● **INSTRUCTIONS FOR THE TASK**
Without the pictures, output the records below word for word.

● **LISTED ENTRIES**
==========
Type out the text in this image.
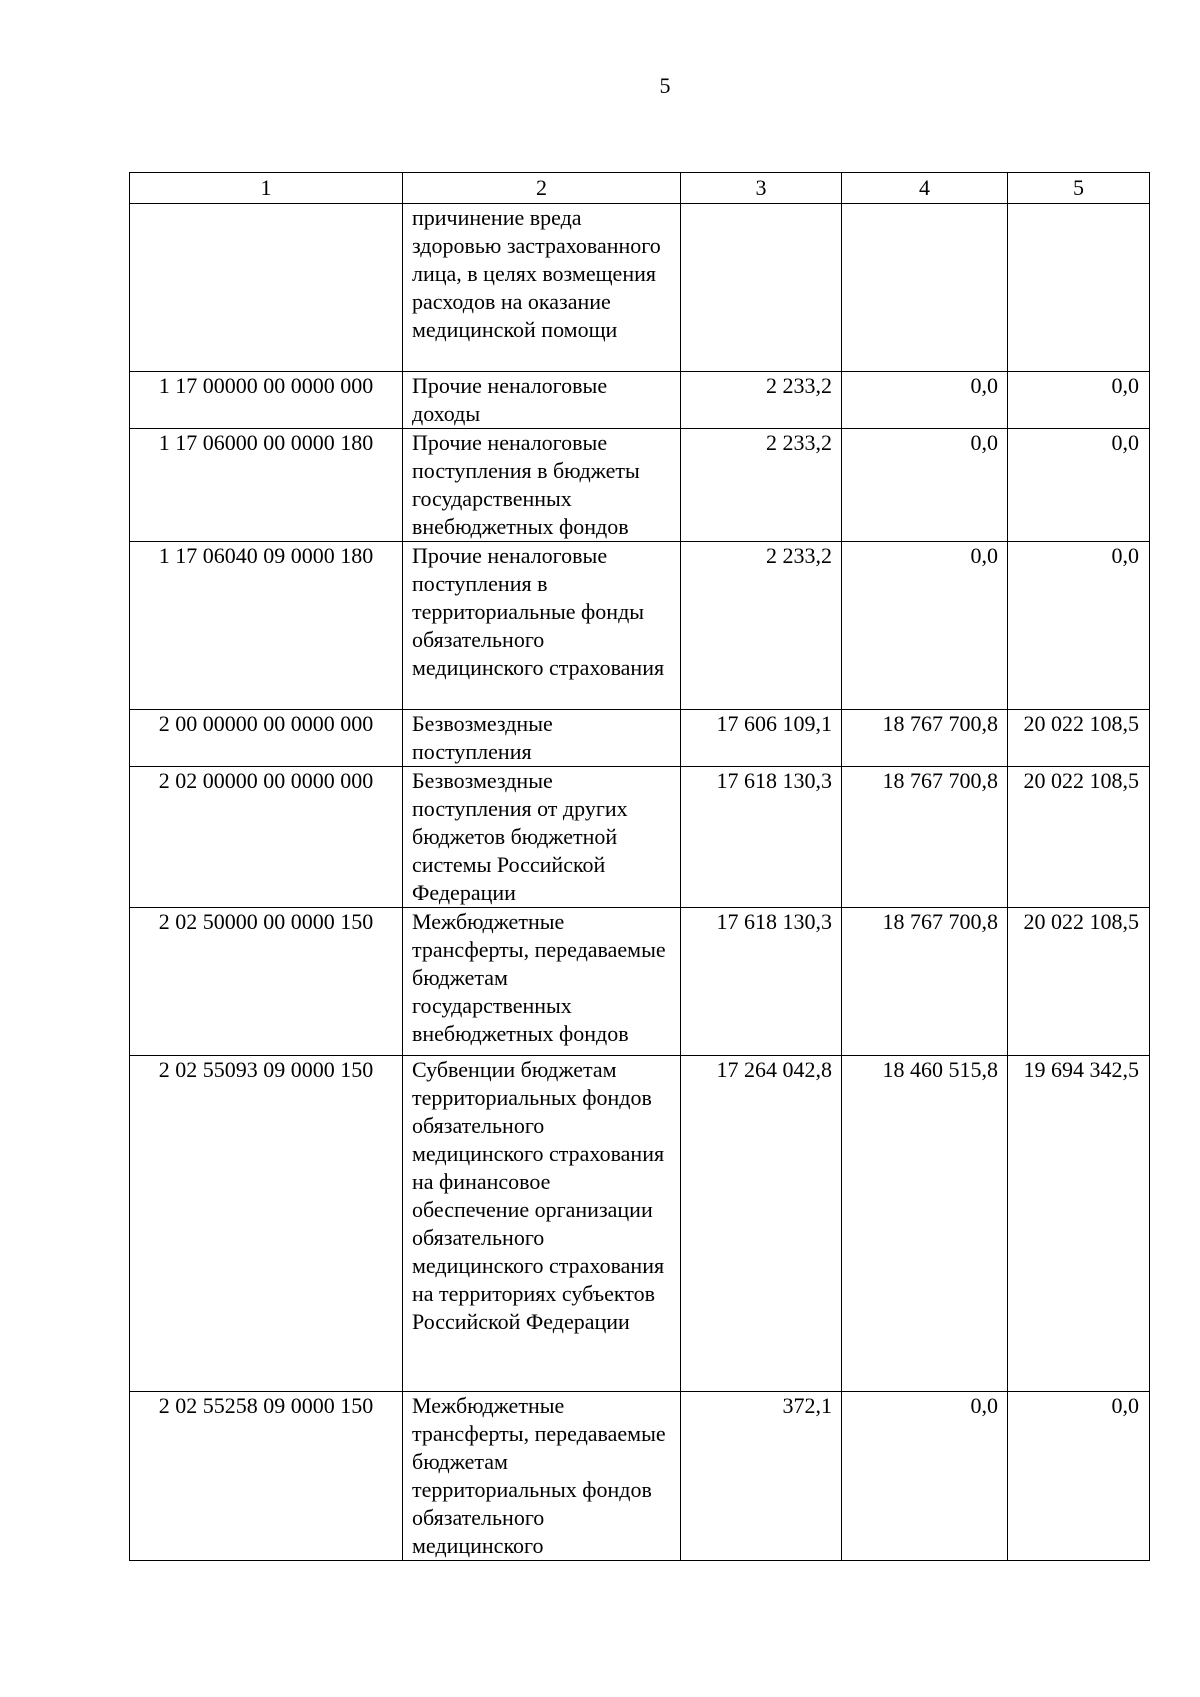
5
1	2	3	4	5
	причинение вреда здоровью застрахованного лица, в целях возмещения расходов на оказание медицинской помощи			
1 17 00000 00 0000 000	Прочие неналоговые доходы	2 233,2	0,0	0,0
1 17 06000 00 0000 180	Прочие неналоговые поступления в бюджеты государственных внебюджетных фондов	2 233,2	0,0	0,0
1 17 06040 09 0000 180	Прочие неналоговые поступления в территориальные фонды обязательного медицинского страхования	2 233,2	0,0	0,0
2 00 00000 00 0000 000	Безвозмездные поступления	17 606 109,1	18 767 700,8	20 022 108,5
2 02 00000 00 0000 000	Безвозмездные поступления от других бюджетов бюджетной системы Российской Федерации	17 618 130,3	18 767 700,8	20 022 108,5
2 02 50000 00 0000 150	Межбюджетные трансферты, передаваемые бюджетам государственных внебюджетных фондов	17 618 130,3	18 767 700,8	20 022 108,5
2 02 55093 09 0000 150	Субвенции бюджетам территориальных фондов обязательного медицинского страхования на финансовое обеспечение организации обязательного медицинского страхования на территориях субъектов Российской Федерации	17 264 042,8	18 460 515,8	19 694 342,5
2 02 55258 09 0000 150	Межбюджетные трансферты, передаваемые бюджетам территориальных фондов обязательного медицинского	372,1	0,0	0,0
==========
● **TASK ANSWER**
Type out the text in this image.
5
1	2	3	4	5
	причинение вреда здоровью застрахованного лица, в целях возмещения расходов на оказание медицинской помощи			
1 17 00000 00 0000 000	Прочие неналоговые доходы	2 233,2	0,0	0,0
1 17 06000 00 0000 180	Прочие неналоговые поступления в бюджеты государственных внебюджетных фондов	2 233,2	0,0	0,0
1 17 06040 09 0000 180	Прочие неналоговые поступления в территориальные фонды обязательного медицинского страхования	2 233,2	0,0	0,0
2 00 00000 00 0000 000	Безвозмездные поступления	17 606 109,1	18 767 700,8	20 022 108,5
2 02 00000 00 0000 000	Безвозмездные поступления от других бюджетов бюджетной системы Российской Федерации	17 618 130,3	18 767 700,8	20 022 108,5
2 02 50000 00 0000 150	Межбюджетные трансферты, передаваемые бюджетам государственных внебюджетных фондов	17 618 130,3	18 767 700,8	20 022 108,5
2 02 55093 09 0000 150	Субвенции бюджетам территориальных фондов обязательного медицинского страхования на финансовое обеспечение организации обязательного медицинского страхования на территориях субъектов Российской Федерации	17 264 042,8	18 460 515,8	19 694 342,5
2 02 55258 09 0000 150	Межбюджетные трансферты, передаваемые бюджетам территориальных фондов обязательного медицинского	372,1	0,0	0,0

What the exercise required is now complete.